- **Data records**
[start]

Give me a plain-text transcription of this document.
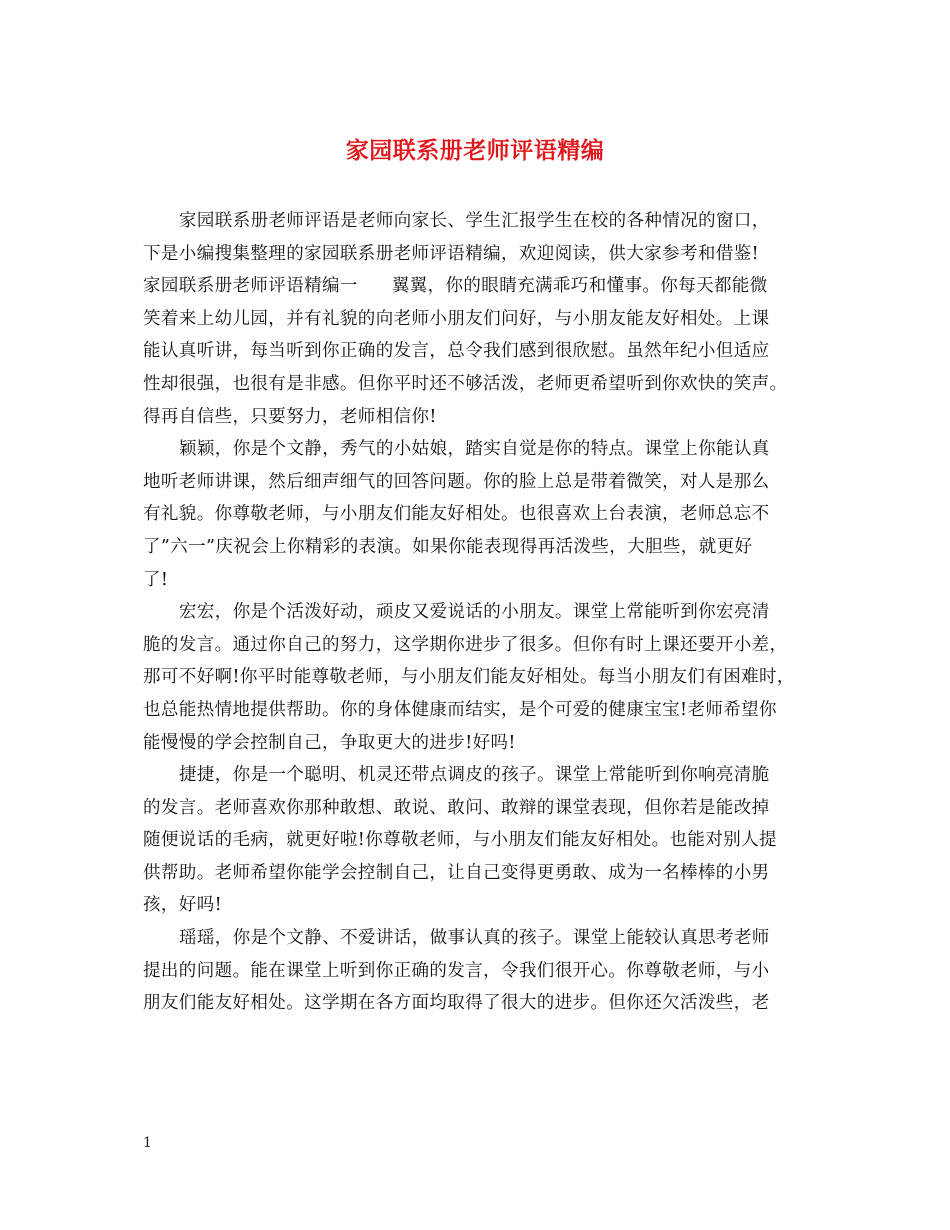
家园联系册老师评语精编
家园联系册老师评语是老师向家长、学生汇报学生在校的各种情况的窗口，
下是小编搜集整理的家园联系册老师评语精编，欢迎阅读，供大家参考和借鉴!
家园联系册老师评语精编一 翼翼，你的眼睛充满乖巧和懂事。你每天都能微
笑着来上幼儿园，并有礼貌的向老师小朋友们问好，与小朋友能友好相处。上课
能认真听讲，每当听到你正确的发言，总令我们感到很欣慰。虽然年纪小但适应
性却很强，也很有是非感。但你平时还不够活泼，老师更希望听到你欢快的笑声。
得再自信些，只要努力，老师相信你!
颖颖，你是个文静，秀气的小姑娘，踏实自觉是你的特点。课堂上你能认真
地听老师讲课，然后细声细气的回答问题。你的脸上总是带着微笑，对人是那么
有礼貌。你尊敬老师，与小朋友们能友好相处。也很喜欢上台表演，老师总忘不
了”六一”庆祝会上你精彩的表演。如果你能表现得再活泼些，大胆些，就更好
了!
宏宏，你是个活泼好动，顽皮又爱说话的小朋友。课堂上常能听到你宏亮清
脆的发言。通过你自己的努力，这学期你进步了很多。但你有时上课还要开小差，
那可不好啊!你平时能尊敬老师，与小朋友们能友好相处。每当小朋友们有困难时，
也总能热情地提供帮助。你的身体健康而结实，是个可爱的健康宝宝!老师希望你
能慢慢的学会控制自己，争取更大的进步!好吗!
捷捷，你是一个聪明、机灵还带点调皮的孩子。课堂上常能听到你响亮清脆
的发言。老师喜欢你那种敢想、敢说、敢问、敢辩的课堂表现，但你若是能改掉
随便说话的毛病，就更好啦!你尊敬老师，与小朋友们能友好相处。也能对别人提
供帮助。老师希望你能学会控制自己，让自己变得更勇敢、成为一名棒棒的小男
孩，好吗!
瑶瑶，你是个文静、不爱讲话，做事认真的孩子。课堂上能较认真思考老师
提出的问题。能在课堂上听到你正确的发言，令我们很开心。你尊敬老师，与小
朋友们能友好相处。这学期在各方面均取得了很大的进步。但你还欠活泼些，老
1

[end]

Identify all lines in the records above with the word "你是个文静".

颖颖，你是个文静，秀气的小姑娘，踏实自觉是你的特点。课堂上你能认真
瑶瑶，你是个文静、不爱讲话，做事认真的孩子。课堂上能较认真思考老师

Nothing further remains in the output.